Task to complete —
From the entries below, report how many lines contain the string "volaille". Give only that number.

-- Start Record set --

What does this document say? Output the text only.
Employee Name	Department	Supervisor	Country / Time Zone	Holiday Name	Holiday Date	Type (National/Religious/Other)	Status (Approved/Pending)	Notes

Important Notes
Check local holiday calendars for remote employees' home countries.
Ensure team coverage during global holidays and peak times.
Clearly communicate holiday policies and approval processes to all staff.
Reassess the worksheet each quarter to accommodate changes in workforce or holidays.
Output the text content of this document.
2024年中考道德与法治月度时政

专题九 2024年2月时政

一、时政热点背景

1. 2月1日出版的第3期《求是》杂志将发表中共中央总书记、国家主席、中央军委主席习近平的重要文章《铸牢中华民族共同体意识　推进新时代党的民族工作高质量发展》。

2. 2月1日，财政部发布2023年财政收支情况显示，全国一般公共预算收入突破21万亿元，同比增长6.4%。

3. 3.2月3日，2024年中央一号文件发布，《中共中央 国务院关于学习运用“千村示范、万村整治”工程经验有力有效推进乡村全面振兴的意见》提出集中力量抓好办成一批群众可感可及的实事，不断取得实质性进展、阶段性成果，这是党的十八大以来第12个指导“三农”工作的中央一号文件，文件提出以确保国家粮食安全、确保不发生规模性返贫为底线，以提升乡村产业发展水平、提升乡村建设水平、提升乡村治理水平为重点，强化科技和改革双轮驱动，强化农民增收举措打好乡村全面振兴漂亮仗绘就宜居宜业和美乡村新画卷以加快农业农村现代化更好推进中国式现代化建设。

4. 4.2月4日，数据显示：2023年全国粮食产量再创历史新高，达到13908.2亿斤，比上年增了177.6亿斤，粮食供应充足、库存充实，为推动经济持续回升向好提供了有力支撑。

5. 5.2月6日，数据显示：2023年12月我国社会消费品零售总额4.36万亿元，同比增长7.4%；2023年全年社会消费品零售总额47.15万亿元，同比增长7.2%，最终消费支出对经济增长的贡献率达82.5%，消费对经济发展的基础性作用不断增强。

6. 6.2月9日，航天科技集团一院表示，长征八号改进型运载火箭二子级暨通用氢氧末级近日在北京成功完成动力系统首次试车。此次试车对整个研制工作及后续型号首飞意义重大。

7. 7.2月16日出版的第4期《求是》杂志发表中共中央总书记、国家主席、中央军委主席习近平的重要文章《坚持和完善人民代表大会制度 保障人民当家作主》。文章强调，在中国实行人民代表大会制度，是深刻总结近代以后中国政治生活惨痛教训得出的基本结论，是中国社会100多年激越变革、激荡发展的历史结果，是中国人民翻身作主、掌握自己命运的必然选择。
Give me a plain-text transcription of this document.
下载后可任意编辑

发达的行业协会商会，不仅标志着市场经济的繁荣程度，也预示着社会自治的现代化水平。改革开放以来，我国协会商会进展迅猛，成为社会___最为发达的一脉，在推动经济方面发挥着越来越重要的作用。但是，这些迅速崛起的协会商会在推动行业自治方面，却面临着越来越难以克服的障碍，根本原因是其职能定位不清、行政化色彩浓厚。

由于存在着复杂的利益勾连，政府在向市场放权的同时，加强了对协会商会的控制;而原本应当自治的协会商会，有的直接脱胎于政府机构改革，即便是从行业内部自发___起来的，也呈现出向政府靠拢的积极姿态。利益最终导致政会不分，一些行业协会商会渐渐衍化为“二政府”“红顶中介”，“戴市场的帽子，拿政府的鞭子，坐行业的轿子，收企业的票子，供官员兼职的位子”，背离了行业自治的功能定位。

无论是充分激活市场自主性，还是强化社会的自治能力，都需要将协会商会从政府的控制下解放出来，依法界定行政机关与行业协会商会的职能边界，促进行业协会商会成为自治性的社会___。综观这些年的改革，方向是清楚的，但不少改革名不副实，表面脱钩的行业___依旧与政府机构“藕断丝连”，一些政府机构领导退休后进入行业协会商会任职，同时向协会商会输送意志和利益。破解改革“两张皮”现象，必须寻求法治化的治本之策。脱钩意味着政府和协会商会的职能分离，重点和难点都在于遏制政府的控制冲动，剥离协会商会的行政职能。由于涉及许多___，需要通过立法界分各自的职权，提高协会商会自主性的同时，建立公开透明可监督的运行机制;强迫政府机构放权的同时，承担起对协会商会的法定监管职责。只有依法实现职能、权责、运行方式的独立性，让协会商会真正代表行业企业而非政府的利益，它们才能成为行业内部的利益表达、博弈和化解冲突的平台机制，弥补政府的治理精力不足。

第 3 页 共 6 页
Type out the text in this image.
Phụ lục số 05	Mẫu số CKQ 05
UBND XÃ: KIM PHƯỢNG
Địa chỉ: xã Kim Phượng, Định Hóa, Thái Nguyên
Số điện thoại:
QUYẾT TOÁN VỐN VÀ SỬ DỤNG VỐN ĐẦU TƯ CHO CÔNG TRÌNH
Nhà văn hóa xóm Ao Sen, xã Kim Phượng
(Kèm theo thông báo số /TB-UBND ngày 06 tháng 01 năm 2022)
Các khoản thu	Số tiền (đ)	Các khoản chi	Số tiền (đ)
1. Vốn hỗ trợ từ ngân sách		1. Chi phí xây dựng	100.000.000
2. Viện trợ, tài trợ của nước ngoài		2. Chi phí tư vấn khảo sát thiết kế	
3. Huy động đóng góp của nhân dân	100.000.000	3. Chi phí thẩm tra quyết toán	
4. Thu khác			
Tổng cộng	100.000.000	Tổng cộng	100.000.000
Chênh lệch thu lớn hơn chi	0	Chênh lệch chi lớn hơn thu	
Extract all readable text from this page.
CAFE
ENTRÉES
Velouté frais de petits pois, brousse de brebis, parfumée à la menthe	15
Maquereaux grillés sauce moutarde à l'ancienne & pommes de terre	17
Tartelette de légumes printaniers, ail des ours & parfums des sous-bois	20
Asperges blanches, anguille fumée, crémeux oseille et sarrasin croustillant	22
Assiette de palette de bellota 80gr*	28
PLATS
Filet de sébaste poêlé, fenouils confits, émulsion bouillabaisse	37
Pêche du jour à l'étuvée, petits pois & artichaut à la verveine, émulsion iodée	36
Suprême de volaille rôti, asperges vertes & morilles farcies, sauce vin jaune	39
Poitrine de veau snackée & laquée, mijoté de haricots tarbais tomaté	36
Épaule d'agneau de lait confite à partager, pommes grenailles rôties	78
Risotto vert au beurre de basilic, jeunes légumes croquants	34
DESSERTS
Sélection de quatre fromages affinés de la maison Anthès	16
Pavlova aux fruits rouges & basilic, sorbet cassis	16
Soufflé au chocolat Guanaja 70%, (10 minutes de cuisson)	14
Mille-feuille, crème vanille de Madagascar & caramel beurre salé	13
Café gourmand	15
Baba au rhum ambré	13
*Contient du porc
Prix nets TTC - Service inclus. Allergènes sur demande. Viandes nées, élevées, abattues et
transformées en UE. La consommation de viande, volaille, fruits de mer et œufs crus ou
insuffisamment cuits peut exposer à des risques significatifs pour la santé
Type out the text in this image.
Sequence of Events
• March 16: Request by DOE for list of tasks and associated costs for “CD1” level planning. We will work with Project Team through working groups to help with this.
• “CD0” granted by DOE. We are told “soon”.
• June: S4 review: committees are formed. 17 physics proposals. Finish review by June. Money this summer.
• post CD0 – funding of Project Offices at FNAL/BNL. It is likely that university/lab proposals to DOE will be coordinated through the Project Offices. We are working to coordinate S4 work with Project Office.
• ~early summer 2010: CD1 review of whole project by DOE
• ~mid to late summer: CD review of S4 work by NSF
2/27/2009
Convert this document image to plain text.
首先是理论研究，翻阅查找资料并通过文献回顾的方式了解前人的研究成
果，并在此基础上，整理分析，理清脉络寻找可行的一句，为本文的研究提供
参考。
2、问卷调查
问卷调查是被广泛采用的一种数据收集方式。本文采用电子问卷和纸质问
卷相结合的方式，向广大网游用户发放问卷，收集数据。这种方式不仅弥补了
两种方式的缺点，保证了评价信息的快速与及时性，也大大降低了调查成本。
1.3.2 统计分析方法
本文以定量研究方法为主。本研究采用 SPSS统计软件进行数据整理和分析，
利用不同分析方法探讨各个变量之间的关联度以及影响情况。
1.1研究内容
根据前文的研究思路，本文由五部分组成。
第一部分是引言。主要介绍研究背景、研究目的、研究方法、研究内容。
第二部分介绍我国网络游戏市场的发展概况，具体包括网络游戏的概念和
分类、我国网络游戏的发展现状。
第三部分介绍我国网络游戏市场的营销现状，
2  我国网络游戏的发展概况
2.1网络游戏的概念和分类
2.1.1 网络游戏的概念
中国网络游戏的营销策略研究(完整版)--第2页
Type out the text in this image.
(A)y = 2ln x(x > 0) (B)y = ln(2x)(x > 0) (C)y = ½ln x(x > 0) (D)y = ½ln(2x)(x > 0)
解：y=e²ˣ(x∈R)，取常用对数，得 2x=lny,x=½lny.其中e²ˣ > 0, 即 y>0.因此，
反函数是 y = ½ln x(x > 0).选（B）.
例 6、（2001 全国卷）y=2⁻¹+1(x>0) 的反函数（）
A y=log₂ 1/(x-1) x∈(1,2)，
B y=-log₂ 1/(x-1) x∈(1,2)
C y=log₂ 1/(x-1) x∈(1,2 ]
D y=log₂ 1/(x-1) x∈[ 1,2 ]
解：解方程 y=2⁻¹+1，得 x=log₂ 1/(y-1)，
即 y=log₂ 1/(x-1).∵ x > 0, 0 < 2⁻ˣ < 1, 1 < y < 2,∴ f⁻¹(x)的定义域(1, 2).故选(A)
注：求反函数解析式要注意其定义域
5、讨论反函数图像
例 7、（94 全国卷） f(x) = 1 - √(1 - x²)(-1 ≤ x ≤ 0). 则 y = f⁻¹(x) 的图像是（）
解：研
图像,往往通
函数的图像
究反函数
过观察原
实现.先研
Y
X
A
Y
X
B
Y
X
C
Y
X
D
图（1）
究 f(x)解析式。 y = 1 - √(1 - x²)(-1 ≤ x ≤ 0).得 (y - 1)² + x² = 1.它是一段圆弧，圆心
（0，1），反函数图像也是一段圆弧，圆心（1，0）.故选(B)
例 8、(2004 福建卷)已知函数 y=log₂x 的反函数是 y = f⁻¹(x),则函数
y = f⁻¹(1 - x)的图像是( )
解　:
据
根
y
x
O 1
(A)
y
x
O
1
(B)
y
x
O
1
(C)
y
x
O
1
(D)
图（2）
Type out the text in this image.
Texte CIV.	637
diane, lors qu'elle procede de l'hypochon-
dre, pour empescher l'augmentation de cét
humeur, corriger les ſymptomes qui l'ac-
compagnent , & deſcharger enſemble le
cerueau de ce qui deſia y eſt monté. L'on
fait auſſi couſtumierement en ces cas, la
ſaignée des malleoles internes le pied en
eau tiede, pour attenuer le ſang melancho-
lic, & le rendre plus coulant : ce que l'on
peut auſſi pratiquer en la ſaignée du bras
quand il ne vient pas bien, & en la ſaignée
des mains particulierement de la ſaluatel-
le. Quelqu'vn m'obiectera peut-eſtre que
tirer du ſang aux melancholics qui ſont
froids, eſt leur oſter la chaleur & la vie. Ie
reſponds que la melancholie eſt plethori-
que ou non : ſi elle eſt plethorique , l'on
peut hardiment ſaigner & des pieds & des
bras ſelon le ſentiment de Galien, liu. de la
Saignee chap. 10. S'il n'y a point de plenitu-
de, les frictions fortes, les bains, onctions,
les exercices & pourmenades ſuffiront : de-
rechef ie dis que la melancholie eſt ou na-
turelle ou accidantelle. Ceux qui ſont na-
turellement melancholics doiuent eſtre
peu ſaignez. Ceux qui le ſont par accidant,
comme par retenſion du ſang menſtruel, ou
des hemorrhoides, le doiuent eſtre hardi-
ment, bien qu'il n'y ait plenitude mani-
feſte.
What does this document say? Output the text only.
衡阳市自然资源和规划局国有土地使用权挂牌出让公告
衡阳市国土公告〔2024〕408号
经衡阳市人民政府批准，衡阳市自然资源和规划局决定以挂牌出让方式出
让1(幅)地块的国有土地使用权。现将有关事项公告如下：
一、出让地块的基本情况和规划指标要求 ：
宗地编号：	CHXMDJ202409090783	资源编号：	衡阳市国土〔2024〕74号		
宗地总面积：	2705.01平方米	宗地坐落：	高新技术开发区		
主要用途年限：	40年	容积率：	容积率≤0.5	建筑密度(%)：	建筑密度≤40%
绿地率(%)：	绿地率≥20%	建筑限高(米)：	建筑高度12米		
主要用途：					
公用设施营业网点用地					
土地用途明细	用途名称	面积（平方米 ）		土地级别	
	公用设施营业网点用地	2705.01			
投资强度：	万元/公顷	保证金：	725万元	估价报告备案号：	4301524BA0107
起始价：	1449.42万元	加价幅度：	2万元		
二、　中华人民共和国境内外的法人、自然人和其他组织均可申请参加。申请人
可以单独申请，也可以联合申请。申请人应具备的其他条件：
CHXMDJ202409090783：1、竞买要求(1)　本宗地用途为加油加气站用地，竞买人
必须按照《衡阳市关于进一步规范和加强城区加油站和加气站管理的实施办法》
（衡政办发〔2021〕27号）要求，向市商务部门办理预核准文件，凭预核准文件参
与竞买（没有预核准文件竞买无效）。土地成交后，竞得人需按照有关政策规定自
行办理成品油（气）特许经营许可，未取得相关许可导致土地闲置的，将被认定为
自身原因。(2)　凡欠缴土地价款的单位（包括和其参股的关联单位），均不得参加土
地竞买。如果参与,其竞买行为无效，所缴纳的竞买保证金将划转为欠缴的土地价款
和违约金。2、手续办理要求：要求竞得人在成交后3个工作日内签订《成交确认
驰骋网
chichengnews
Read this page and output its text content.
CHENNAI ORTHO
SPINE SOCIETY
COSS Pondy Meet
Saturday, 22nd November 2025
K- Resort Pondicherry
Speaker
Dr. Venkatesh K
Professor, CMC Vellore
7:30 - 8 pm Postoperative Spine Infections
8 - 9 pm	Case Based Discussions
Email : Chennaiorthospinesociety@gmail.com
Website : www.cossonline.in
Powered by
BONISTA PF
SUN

-- End Record set --

Response —
2